[Extracts from a graphics dataset]
--- START ---

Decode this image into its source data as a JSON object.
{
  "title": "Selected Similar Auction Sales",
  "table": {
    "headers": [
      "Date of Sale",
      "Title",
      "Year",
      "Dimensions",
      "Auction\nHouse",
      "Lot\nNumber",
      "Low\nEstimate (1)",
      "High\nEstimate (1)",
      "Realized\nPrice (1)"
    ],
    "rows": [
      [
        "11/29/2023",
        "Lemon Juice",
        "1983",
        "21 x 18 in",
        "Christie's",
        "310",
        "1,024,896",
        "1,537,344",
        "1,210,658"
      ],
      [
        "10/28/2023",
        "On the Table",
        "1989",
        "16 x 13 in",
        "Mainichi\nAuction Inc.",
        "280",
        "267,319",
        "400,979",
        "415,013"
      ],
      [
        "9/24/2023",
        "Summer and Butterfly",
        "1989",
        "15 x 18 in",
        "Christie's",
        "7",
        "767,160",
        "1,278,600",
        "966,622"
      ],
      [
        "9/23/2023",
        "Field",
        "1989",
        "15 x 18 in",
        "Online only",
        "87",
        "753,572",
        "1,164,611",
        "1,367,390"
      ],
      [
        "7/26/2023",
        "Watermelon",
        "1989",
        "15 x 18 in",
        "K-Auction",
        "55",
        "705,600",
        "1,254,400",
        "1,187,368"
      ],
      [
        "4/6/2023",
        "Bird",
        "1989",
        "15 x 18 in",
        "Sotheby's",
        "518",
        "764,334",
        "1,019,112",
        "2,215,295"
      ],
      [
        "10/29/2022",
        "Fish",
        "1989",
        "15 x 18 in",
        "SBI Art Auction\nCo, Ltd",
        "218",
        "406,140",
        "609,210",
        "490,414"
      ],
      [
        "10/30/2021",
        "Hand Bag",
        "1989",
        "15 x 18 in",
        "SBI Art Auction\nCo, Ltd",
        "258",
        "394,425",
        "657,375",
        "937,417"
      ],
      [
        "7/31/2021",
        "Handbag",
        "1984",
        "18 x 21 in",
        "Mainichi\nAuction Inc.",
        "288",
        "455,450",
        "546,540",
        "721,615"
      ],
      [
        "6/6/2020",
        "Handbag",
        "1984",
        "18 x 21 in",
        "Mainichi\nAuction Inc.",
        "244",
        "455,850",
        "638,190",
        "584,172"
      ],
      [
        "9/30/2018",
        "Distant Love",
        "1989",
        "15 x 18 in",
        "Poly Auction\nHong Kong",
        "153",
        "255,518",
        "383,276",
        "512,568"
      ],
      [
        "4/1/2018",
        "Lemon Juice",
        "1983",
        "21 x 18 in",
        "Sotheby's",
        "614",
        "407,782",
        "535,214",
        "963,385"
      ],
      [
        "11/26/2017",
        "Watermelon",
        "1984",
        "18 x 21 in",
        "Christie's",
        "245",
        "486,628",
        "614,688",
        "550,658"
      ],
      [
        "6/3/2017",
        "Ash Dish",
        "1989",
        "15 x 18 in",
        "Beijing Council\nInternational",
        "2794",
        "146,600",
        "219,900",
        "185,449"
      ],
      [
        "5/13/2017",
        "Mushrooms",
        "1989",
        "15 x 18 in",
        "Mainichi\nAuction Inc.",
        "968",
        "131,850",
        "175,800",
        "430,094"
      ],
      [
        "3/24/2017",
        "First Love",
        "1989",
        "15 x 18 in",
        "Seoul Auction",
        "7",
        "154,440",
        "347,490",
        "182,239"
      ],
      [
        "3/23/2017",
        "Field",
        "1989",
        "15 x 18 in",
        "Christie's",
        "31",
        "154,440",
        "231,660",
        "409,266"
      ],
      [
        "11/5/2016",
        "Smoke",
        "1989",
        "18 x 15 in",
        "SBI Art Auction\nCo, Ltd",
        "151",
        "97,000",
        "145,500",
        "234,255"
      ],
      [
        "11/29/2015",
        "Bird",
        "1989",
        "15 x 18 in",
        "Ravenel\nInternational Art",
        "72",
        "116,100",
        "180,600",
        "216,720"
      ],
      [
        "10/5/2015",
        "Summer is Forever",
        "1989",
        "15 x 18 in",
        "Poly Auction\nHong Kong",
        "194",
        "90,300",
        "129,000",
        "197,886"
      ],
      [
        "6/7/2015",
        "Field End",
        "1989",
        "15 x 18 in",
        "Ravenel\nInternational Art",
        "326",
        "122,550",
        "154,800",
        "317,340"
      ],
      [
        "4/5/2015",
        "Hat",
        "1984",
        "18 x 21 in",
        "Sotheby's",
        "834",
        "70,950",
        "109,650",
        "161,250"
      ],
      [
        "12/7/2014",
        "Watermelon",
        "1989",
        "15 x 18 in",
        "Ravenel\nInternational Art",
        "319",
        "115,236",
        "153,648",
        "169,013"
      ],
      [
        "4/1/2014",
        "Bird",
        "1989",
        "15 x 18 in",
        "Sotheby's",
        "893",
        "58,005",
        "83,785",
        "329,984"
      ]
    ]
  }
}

--- END ---

> PROBLEM STATEMENT
Copy all data exactly, start to finish.

> ANSWER TO THIS EXERCISE
Decode this image into its source data as a JSON object.
{
  "title": "Selected Similar Auction Sales",
  "table": {
    "headers": [
      "Date of Sale",
      "Title",
      "Year",
      "Dimensions",
      "Auction\nHouse",
      "Lot\nNumber",
      "Low\nEstimate (1)",
      "High\nEstimate (1)",
      "Realized\nPrice (1)"
    ],
    "rows": [
      [
        "11/29/2023",
        "Lemon Juice",
        "1983",
        "21 x 18 in",
        "Christie's",
        "310",
        "1,024,896",
        "1,537,344",
        "1,210,658"
      ],
      [
        "10/28/2023",
        "On the Table",
        "1989",
        "16 x 13 in",
        "Mainichi\nAuction Inc.",
        "280",
        "267,319",
        "400,979",
        "415,013"
      ],
      [
        "9/24/2023",
        "Summer and Butterfly",
        "1989",
        "15 x 18 in",
        "Christie's",
        "7",
        "767,160",
        "1,278,600",
        "966,622"
      ],
      [
        "9/23/2023",
        "Field",
        "1989",
        "15 x 18 in",
        "Online only",
        "87",
        "753,572",
        "1,164,611",
        "1,367,390"
      ],
      [
        "7/26/2023",
        "Watermelon",
        "1989",
        "15 x 18 in",
        "K-Auction",
        "55",
        "705,600",
        "1,254,400",
        "1,187,368"
      ],
      [
        "4/6/2023",
        "Bird",
        "1989",
        "15 x 18 in",
        "Sotheby's",
        "518",
        "764,334",
        "1,019,112",
        "2,215,295"
      ],
      [
        "10/29/2022",
        "Fish",
        "1989",
        "15 x 18 in",
        "SBI Art Auction\nCo, Ltd",
        "218",
        "406,140",
        "609,210",
        "490,414"
      ],
      [
        "10/30/2021",
        "Hand Bag",
        "1989",
        "15 x 18 in",
        "SBI Art Auction\nCo, Ltd",
        "258",
        "394,425",
        "657,375",
        "937,417"
      ],
      [
        "7/31/2021",
        "Handbag",
        "1984",
        "18 x 21 in",
        "Mainichi\nAuction Inc.",
        "288",
        "455,450",
        "546,540",
        "721,615"
      ],
      [
        "6/6/2020",
        "Handbag",
        "1984",
        "18 x 21 in",
        "Mainichi\nAuction Inc.",
        "244",
        "455,850",
        "638,190",
        "584,172"
      ],
      [
        "9/30/2018",
        "Distant Love",
        "1989",
        "15 x 18 in",
        "Poly Auction\nHong Kong",
        "153",
        "255,518",
        "383,276",
        "512,568"
      ],
      [
        "4/1/2018",
        "Lemon Juice",
        "1983",
        "21 x 18 in",
        "Sotheby's",
        "614",
        "407,782",
        "535,214",
        "963,385"
      ],
      [
        "11/26/2017",
        "Watermelon",
        "1984",
        "18 x 21 in",
        "Christie's",
        "245",
        "486,628",
        "614,688",
        "550,658"
      ],
      [
        "6/3/2017",
        "Ash Dish",
        "1989",
        "15 x 18 in",
        "Beijing Council\nInternational",
        "2794",
        "146,600",
        "219,900",
        "185,449"
      ],
      [
        "5/13/2017",
        "Mushrooms",
        "1989",
        "15 x 18 in",
        "Mainichi\nAuction Inc.",
        "968",
        "131,850",
        "175,800",
        "430,094"
      ],
      [
        "3/24/2017",
        "First Love",
        "1989",
        "15 x 18 in",
        "Seoul Auction",
        "7",
        "154,440",
        "347,490",
        "182,239"
      ],
      [
        "3/23/2017",
        "Field",
        "1989",
        "15 x 18 in",
        "Christie's",
        "31",
        "154,440",
        "231,660",
        "409,266"
      ],
      [
        "11/5/2016",
        "Smoke",
        "1989",
        "18 x 15 in",
        "SBI Art Auction\nCo, Ltd",
        "151",
        "97,000",
        "145,500",
        "234,255"
      ],
      [
        "11/29/2015",
        "Bird",
        "1989",
        "15 x 18 in",
        "Ravenel\nInternational Art",
        "72",
        "116,100",
        "180,600",
        "216,720"
      ],
      [
        "10/5/2015",
        "Summer is Forever",
        "1989",
        "15 x 18 in",
        "Poly Auction\nHong Kong",
        "194",
        "90,300",
        "129,000",
        "197,886"
      ],
      [
        "6/7/2015",
        "Field End",
        "1989",
        "15 x 18 in",
        "Ravenel\nInternational Art",
        "326",
        "122,550",
        "154,800",
        "317,340"
      ],
      [
        "4/5/2015",
        "Hat",
        "1984",
        "18 x 21 in",
        "Sotheby's",
        "834",
        "70,950",
        "109,650",
        "161,250"
      ],
      [
        "12/7/2014",
        "Watermelon",
        "1989",
        "15 x 18 in",
        "Ravenel\nInternational Art",
        "319",
        "115,236",
        "153,648",
        "169,013"
      ],
      [
        "4/1/2014",
        "Bird",
        "1989",
        "15 x 18 in",
        "Sotheby's",
        "893",
        "58,005",
        "83,785",
        "329,984"
      ]
    ]
  }
}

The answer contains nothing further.